■ **WHAT YOU WILL DO**: Among the records below, find each line that includes the string "true" and copy it.

(Records from a dataset)
-- start --
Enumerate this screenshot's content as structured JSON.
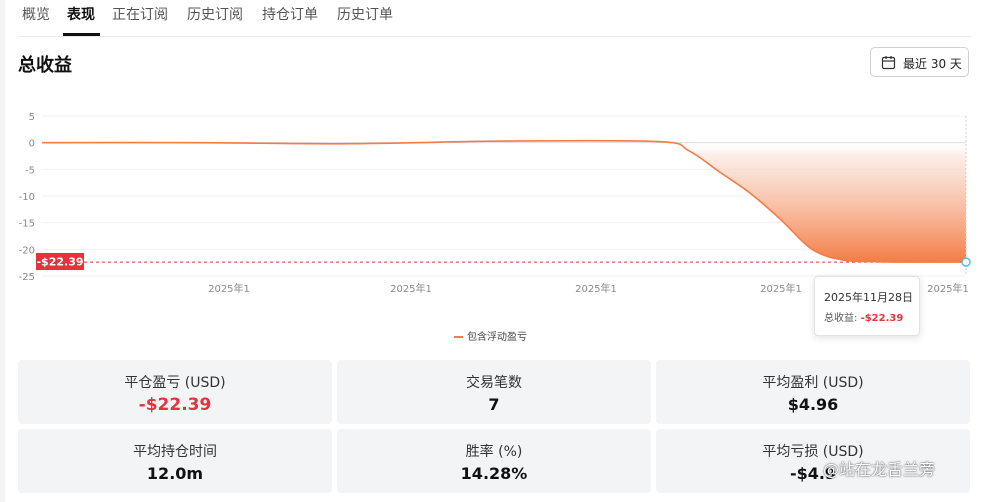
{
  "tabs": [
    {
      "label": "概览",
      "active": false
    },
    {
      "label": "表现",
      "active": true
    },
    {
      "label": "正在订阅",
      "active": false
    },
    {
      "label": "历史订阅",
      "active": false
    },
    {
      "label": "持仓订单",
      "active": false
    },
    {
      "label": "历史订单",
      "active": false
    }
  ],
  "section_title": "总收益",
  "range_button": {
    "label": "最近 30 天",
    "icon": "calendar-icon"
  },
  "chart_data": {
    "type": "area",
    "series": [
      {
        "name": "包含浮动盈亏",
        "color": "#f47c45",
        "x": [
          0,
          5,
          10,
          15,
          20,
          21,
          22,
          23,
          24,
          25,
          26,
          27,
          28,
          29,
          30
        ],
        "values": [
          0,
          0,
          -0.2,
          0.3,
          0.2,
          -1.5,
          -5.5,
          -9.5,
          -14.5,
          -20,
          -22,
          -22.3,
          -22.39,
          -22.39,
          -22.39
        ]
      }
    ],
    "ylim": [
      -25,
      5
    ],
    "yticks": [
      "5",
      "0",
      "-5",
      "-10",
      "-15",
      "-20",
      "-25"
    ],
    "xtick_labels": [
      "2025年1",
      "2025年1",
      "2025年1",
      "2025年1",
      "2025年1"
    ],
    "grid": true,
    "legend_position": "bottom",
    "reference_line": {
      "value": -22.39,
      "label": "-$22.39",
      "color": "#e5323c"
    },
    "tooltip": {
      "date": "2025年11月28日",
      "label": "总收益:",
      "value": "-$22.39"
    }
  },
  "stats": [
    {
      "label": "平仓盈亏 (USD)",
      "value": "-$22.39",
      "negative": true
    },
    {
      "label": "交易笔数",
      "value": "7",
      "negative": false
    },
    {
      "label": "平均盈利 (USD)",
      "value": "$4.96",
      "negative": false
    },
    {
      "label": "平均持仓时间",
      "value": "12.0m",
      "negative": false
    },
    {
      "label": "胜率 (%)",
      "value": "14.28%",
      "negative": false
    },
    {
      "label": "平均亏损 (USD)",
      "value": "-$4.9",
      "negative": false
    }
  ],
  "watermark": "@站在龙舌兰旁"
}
-- end --
-- start --
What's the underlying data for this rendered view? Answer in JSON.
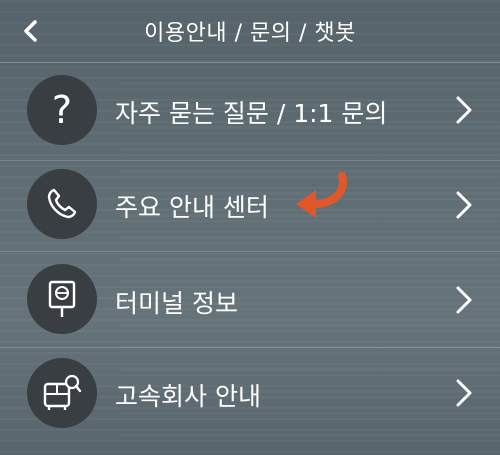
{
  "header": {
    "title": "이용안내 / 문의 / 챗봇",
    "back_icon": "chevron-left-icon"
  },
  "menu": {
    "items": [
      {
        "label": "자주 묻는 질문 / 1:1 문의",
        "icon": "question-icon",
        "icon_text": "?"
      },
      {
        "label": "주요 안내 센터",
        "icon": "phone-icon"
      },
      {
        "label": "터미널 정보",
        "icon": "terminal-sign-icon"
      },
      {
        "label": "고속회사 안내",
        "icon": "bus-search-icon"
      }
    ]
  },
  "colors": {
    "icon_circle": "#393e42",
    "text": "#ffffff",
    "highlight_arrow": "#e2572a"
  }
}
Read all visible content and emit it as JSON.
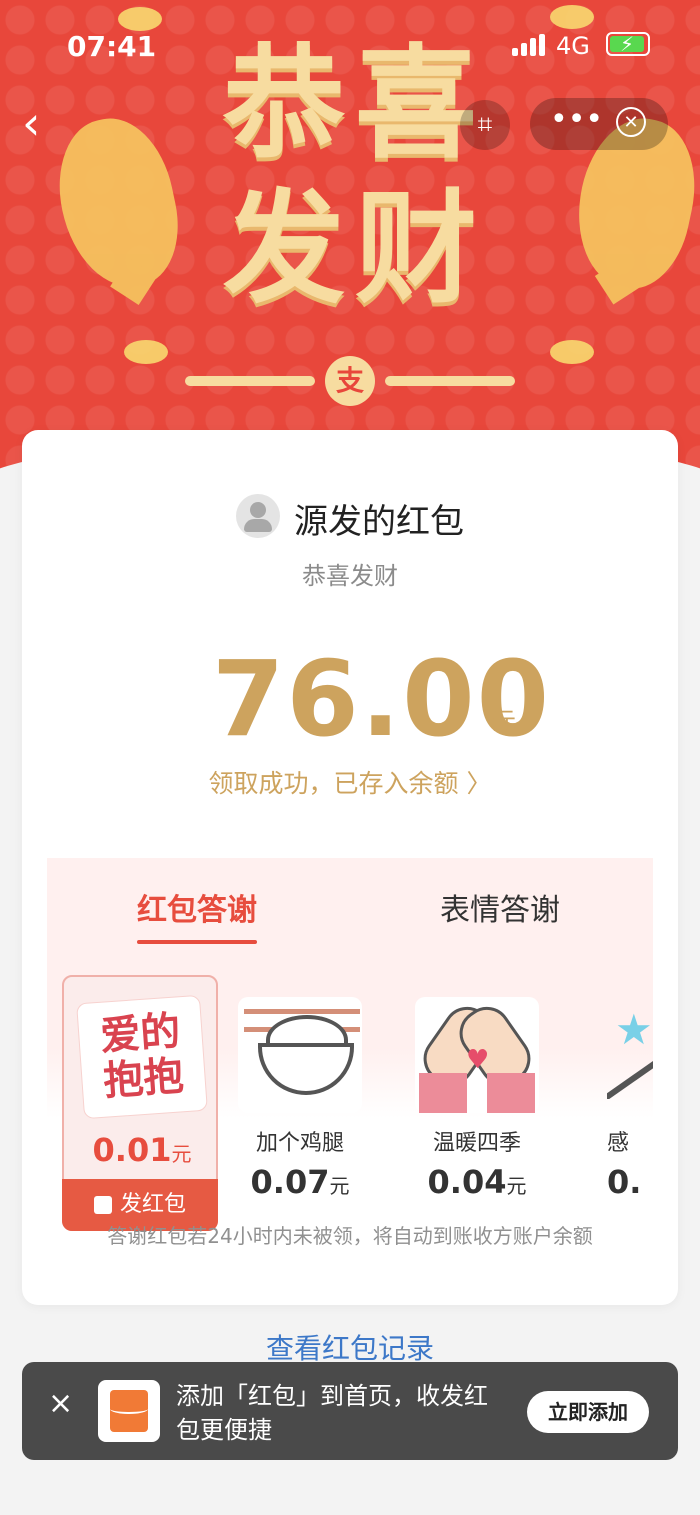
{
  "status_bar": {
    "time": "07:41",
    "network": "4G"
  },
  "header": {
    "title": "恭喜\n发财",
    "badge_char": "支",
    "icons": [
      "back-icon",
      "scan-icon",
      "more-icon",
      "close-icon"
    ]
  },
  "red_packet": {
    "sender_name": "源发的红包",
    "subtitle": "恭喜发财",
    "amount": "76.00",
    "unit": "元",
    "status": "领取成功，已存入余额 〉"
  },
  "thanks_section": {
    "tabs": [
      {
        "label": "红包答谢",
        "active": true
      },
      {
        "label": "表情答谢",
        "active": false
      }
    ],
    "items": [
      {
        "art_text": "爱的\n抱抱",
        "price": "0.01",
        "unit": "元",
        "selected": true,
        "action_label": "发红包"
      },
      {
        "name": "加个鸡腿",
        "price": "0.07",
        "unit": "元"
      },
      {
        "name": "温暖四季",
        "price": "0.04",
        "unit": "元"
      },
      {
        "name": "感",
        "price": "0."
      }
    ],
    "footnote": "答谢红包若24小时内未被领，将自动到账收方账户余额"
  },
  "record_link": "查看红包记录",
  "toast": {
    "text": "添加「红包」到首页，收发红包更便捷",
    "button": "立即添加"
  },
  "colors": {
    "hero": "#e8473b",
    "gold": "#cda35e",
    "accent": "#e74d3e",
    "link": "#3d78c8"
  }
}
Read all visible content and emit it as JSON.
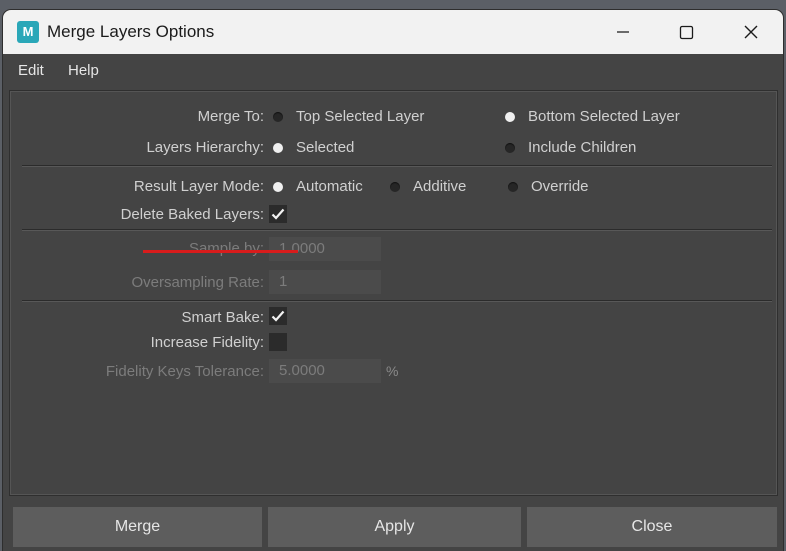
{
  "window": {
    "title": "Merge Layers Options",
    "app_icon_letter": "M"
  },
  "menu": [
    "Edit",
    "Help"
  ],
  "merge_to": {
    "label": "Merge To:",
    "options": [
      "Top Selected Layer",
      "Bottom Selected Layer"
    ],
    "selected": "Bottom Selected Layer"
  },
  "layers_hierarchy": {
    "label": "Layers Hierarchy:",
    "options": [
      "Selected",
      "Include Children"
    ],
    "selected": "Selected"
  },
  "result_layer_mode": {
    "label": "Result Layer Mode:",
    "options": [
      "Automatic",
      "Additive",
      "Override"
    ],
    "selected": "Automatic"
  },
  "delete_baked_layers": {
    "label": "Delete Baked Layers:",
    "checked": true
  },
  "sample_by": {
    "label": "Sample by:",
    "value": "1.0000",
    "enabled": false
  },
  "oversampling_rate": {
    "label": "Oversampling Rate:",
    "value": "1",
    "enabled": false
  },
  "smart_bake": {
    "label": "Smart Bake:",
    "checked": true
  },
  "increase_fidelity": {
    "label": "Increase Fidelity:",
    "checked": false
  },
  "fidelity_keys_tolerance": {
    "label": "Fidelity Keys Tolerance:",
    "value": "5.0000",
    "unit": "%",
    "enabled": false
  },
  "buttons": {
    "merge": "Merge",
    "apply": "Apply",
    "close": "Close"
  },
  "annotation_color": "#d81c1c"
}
-- end --
■ **SOLUTION FOR THIS EXERCISE**:
      "active": true
    "grid": true,
      "negative": true
        "active": true
        "selected": true,
    "checked": true
    "checked": true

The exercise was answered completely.